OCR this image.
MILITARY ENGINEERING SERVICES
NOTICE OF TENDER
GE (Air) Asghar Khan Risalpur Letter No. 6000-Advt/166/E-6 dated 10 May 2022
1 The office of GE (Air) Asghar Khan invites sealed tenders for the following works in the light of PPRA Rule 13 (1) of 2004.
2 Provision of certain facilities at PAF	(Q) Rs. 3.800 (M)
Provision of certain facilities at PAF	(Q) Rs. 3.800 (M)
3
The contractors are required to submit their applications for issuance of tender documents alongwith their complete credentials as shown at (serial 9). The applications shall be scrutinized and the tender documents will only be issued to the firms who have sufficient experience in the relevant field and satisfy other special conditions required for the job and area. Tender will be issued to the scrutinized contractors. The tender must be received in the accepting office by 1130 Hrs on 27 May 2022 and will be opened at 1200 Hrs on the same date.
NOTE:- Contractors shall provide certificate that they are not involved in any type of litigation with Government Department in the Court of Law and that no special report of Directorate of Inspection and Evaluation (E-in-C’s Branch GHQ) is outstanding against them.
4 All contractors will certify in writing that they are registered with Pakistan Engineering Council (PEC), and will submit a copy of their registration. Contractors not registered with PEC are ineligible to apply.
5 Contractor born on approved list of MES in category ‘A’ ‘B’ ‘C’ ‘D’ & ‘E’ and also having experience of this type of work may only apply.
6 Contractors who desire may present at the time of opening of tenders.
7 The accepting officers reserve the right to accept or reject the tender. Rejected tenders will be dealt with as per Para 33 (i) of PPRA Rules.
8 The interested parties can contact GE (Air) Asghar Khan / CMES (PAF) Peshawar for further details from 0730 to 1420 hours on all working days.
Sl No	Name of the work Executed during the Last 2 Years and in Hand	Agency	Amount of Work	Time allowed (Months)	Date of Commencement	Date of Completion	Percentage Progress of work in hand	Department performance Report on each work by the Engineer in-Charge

※ ※ ※

What is being asked | Copy out the full set of records precisely, leaving nothing out.

Correct result |
OCR this image.
MILITARY ENGINEERING SERVICES
NOTICE OF TENDER
GE (Air) Asghar Khan Risalpur Letter No. 6000-Advt/166/E-6 dated 10 May 2022
1 The office of GE (Air) Asghar Khan invites sealed tenders for the following works in the light of PPRA Rule 13 (1) of 2004.
2 Provision of certain facilities at PAF	(Q) Rs. 3.800 (M)
Provision of certain facilities at PAF	(Q) Rs. 3.800 (M)
3
The contractors are required to submit their applications for issuance of tender documents alongwith their complete credentials as shown at (serial 9). The applications shall be scrutinized and the tender documents will only be issued to the firms who have sufficient experience in the relevant field and satisfy other special conditions required for the job and area. Tender will be issued to the scrutinized contractors. The tender must be received in the accepting office by 1130 Hrs on 27 May 2022 and will be opened at 1200 Hrs on the same date.
NOTE:- Contractors shall provide certificate that they are not involved in any type of litigation with Government Department in the Court of Law and that no special report of Directorate of Inspection and Evaluation (E-in-C’s Branch GHQ) is outstanding against them.
4 All contractors will certify in writing that they are registered with Pakistan Engineering Council (PEC), and will submit a copy of their registration. Contractors not registered with PEC are ineligible to apply.
5 Contractor born on approved list of MES in category ‘A’ ‘B’ ‘C’ ‘D’ & ‘E’ and also having experience of this type of work may only apply.
6 Contractors who desire may present at the time of opening of tenders.
7 The accepting officers reserve the right to accept or reject the tender. Rejected tenders will be dealt with as per Para 33 (i) of PPRA Rules.
8 The interested parties can contact GE (Air) Asghar Khan / CMES (PAF) Peshawar for further details from 0730 to 1420 hours on all working days.
Sl No	Name of the work Executed during the Last 2 Years and in Hand	Agency	Amount of Work	Time allowed (Months)	Date of Commencement	Date of Completion	Percentage Progress of work in hand	Department performance Report on each work by the Engineer in-Charge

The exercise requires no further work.